- Available data -
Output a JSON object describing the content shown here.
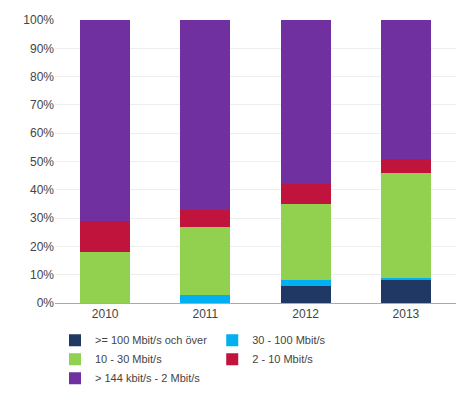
{
  "chart_data": {
    "type": "bar",
    "stacked": true,
    "categories": [
      "2010",
      "2011",
      "2012",
      "2013"
    ],
    "series": [
      {
        "name": ">= 100 Mbit/s och över",
        "color": "#1F3864",
        "values": [
          0,
          0,
          6,
          8
        ]
      },
      {
        "name": "30 - 100 Mbit/s",
        "color": "#00B0F0",
        "values": [
          0,
          3,
          2,
          1
        ]
      },
      {
        "name": "10 - 30 Mbit/s",
        "color": "#92D050",
        "values": [
          18,
          24,
          27,
          37
        ]
      },
      {
        "name": "2 - 10 Mbit/s",
        "color": "#C0143C",
        "values": [
          11,
          6,
          7,
          5
        ]
      },
      {
        "name": "> 144 kbit/s - 2 Mbit/s",
        "color": "#7030A0",
        "values": [
          71,
          67,
          58,
          49
        ]
      }
    ],
    "ylim": [
      0,
      100
    ],
    "yticks": [
      {
        "value": 0,
        "label": "0%"
      },
      {
        "value": 10,
        "label": "10%"
      },
      {
        "value": 20,
        "label": "20%"
      },
      {
        "value": 30,
        "label": "30%"
      },
      {
        "value": 40,
        "label": "40%"
      },
      {
        "value": 50,
        "label": "50%"
      },
      {
        "value": 60,
        "label": "60%"
      },
      {
        "value": 70,
        "label": "70%"
      },
      {
        "value": 80,
        "label": "80%"
      },
      {
        "value": 90,
        "label": "90%"
      },
      {
        "value": 100,
        "label": "100%"
      }
    ],
    "grid": true,
    "legend": "bottom"
  }
}
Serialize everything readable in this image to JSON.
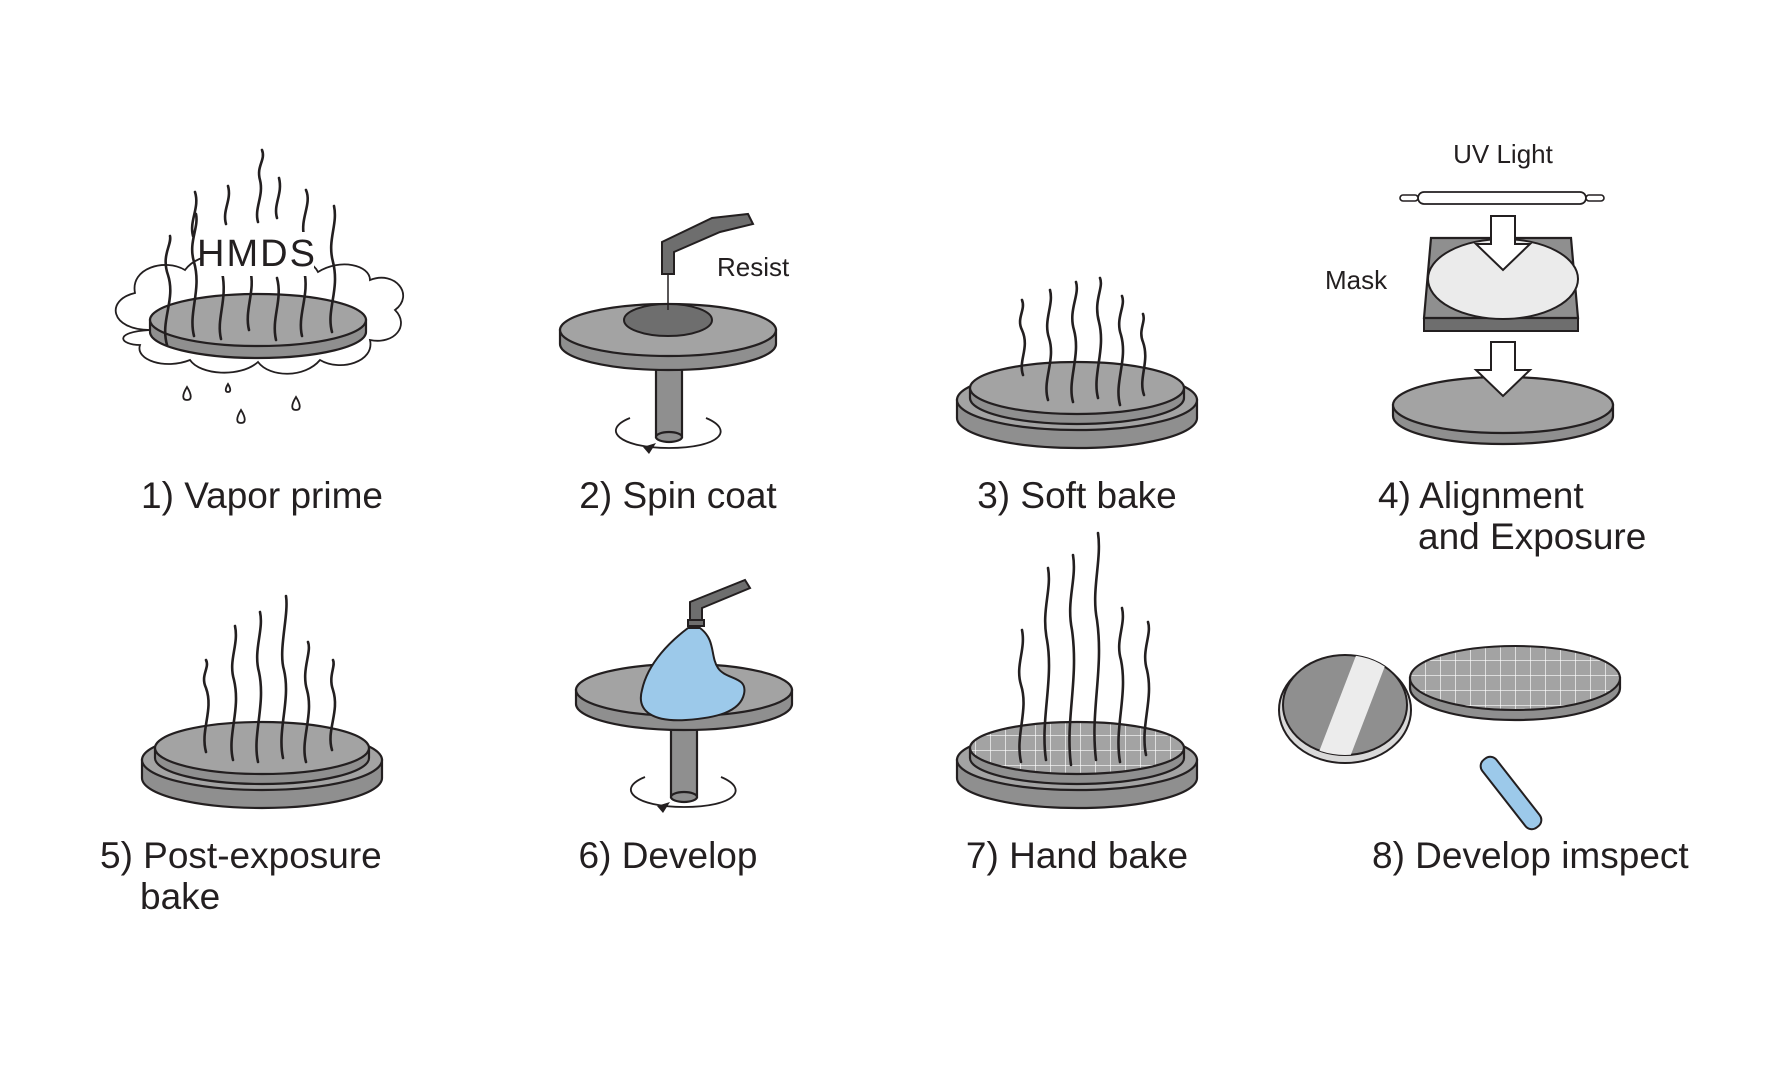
{
  "steps": [
    {
      "label": "1) Vapor prime",
      "annotation": "HMDS"
    },
    {
      "label": "2) Spin coat",
      "annotation": "Resist"
    },
    {
      "label": "3) Soft bake"
    },
    {
      "label_line1": "4) Alignment",
      "label_line2": "and Exposure",
      "annotation_light": "UV Light",
      "annotation_mask": "Mask"
    },
    {
      "label_line1": "5) Post-exposure",
      "label_line2": "bake"
    },
    {
      "label": "6) Develop"
    },
    {
      "label": "7) Hand bake"
    },
    {
      "label": "8) Develop imspect"
    }
  ],
  "colors": {
    "wafer": "#8f8f8f",
    "wafer_top": "#a3a3a3",
    "resist": "#6e6e6e",
    "developer": "#9cc9ea",
    "mask_window": "#ebebeb",
    "outline": "#231f20"
  }
}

- Exercise prompt -
Write the number of lines containing the word "JSON" and nothing besides it.

- Worked answer -
2